Task description: A single number is required: how many lines below include the string "edge".

[Data to examine]

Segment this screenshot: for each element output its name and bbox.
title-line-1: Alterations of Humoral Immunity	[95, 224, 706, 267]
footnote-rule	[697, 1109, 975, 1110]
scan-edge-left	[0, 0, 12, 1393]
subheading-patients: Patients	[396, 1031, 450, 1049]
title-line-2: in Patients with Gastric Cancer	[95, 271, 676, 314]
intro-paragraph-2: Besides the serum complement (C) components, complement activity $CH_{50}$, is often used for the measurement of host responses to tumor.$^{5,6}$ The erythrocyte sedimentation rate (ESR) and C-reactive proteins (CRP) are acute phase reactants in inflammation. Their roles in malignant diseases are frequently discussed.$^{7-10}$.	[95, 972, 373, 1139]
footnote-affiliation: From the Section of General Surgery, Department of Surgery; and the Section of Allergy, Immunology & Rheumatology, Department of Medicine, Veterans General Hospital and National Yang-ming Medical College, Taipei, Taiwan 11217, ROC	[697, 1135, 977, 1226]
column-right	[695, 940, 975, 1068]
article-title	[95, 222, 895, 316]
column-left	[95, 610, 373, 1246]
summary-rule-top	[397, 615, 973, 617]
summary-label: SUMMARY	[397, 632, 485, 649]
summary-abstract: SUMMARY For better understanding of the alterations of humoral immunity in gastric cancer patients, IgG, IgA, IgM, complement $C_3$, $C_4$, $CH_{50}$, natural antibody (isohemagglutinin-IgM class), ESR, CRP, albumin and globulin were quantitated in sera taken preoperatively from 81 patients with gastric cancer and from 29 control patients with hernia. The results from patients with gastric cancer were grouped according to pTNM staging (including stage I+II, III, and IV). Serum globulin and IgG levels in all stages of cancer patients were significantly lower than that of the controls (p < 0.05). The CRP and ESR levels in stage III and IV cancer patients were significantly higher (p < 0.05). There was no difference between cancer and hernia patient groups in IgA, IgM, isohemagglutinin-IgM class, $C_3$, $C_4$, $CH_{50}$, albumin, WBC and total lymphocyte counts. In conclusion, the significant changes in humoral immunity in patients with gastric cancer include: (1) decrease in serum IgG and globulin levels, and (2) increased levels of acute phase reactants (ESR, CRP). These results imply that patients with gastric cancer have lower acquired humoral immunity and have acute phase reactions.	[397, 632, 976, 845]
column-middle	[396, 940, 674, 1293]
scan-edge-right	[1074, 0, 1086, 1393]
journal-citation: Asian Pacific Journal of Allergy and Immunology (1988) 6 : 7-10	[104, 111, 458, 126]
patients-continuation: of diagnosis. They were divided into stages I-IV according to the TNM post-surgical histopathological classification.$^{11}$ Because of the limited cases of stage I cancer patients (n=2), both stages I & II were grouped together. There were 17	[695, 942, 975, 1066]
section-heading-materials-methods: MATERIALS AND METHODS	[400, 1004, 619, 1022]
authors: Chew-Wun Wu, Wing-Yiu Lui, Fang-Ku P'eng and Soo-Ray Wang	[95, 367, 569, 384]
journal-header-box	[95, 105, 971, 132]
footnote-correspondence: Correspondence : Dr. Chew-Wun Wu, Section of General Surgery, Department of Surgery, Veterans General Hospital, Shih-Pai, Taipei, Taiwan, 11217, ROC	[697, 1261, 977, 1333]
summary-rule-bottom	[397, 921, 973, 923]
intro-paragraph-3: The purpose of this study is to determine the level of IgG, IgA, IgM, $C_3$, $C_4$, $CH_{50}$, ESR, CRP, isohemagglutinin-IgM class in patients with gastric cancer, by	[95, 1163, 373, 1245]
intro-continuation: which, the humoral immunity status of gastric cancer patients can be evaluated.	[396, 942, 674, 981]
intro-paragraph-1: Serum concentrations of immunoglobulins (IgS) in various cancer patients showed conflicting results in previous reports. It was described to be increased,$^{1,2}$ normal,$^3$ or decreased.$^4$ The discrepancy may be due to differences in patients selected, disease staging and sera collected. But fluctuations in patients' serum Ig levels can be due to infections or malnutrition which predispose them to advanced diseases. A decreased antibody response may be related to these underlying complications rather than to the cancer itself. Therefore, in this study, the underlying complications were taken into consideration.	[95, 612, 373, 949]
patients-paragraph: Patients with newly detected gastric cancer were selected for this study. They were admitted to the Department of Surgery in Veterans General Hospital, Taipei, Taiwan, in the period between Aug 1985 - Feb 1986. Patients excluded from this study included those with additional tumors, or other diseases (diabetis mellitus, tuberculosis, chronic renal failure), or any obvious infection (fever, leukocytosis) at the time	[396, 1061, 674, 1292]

[/Data to examine]

Reply: 2